Stored items:
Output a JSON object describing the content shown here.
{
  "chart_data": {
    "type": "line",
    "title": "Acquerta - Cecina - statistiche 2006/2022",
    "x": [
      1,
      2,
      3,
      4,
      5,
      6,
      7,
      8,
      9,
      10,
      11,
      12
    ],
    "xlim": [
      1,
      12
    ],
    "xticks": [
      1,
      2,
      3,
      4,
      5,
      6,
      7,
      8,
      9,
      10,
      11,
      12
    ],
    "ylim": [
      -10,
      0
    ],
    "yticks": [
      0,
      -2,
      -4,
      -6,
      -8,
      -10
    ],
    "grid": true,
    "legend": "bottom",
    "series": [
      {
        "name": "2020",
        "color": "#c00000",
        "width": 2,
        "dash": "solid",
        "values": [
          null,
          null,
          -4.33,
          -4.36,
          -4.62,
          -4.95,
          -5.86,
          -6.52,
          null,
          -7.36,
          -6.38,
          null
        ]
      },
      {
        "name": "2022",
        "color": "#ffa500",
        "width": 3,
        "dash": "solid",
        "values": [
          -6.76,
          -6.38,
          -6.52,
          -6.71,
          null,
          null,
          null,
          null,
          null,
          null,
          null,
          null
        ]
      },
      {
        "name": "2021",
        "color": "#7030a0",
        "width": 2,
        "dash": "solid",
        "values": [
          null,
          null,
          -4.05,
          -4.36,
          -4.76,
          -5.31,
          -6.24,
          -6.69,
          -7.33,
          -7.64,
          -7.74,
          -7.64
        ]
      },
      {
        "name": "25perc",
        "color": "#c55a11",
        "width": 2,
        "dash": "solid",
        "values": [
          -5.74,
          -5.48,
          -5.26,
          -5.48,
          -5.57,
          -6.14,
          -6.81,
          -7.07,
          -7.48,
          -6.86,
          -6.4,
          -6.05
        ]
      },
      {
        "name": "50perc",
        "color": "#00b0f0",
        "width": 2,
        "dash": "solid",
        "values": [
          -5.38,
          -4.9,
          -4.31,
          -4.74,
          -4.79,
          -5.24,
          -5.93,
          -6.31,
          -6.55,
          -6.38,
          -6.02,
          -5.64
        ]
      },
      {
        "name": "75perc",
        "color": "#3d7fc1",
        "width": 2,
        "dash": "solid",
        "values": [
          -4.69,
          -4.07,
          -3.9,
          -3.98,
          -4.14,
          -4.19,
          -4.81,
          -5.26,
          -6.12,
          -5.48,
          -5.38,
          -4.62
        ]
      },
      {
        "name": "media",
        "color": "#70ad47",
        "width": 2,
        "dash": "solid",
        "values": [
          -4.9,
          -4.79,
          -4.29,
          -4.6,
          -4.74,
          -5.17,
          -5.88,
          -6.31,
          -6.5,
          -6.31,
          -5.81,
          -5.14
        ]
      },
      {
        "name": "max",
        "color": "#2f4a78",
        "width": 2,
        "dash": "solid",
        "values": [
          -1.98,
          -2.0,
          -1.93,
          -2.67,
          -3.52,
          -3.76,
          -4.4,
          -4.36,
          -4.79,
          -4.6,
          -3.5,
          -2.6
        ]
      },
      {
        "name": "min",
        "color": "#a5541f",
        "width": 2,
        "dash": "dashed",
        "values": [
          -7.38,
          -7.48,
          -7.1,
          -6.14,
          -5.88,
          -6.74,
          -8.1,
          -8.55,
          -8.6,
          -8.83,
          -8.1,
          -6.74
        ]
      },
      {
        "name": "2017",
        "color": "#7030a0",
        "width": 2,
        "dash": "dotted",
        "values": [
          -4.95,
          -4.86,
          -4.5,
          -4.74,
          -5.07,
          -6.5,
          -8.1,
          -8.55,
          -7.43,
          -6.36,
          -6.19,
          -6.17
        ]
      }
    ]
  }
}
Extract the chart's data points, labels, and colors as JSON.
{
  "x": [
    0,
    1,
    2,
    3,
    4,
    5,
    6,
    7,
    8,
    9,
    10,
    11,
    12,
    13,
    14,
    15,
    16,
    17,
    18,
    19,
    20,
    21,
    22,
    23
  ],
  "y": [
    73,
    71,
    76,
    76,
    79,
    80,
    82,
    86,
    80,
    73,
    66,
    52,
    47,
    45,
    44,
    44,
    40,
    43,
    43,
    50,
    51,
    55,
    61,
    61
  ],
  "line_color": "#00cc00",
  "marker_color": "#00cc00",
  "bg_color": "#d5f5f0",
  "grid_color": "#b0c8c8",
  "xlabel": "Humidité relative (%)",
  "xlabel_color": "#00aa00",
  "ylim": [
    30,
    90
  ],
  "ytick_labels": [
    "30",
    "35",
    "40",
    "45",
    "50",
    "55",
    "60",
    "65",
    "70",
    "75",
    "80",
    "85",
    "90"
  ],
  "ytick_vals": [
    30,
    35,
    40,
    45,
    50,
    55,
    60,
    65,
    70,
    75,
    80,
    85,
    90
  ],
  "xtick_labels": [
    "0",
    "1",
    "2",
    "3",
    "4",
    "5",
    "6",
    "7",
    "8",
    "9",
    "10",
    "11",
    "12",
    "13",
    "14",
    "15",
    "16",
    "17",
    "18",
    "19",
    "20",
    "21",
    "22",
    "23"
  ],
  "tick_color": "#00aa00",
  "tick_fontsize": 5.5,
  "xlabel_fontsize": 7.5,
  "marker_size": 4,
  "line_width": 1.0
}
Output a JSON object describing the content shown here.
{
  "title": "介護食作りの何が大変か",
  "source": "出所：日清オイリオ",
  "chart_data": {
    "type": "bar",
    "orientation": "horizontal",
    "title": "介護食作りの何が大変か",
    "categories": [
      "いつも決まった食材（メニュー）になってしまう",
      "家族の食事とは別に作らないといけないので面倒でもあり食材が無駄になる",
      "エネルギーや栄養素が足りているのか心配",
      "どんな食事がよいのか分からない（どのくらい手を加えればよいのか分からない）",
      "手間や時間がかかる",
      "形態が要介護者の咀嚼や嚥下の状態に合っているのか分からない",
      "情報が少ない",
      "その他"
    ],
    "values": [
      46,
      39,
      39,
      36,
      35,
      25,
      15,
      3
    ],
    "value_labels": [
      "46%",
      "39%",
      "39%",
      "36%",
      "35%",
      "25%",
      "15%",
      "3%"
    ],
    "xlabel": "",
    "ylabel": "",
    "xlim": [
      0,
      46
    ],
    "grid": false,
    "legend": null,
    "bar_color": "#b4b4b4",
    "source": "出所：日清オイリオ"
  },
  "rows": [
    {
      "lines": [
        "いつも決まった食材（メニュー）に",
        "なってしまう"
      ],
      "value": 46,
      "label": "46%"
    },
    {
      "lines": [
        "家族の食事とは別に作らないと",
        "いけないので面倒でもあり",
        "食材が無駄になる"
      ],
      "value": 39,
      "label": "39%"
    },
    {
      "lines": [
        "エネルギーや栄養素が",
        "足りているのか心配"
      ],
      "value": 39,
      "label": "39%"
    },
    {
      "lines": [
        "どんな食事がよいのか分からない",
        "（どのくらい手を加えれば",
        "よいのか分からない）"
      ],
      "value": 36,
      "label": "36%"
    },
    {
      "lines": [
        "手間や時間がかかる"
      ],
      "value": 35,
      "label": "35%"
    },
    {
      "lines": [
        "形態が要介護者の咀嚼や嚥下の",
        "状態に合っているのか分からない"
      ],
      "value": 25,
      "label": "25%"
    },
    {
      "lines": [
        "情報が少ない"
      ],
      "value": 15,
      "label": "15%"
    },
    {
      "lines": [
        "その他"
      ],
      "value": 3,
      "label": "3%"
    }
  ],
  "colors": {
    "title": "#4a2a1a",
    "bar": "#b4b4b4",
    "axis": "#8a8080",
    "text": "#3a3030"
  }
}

:: INSTRUCTIONS FOR THE TASK ::
Pull out each line of the listing that holds the string "name".

:: COMPLETE ANSWER ::
        "name": "2020",
        "name": "2022",
        "name": "2021",
        "name": "25perc",
        "name": "50perc",
        "name": "75perc",
        "name": "media",
        "name": "max",
        "name": "min",
        "name": "2017",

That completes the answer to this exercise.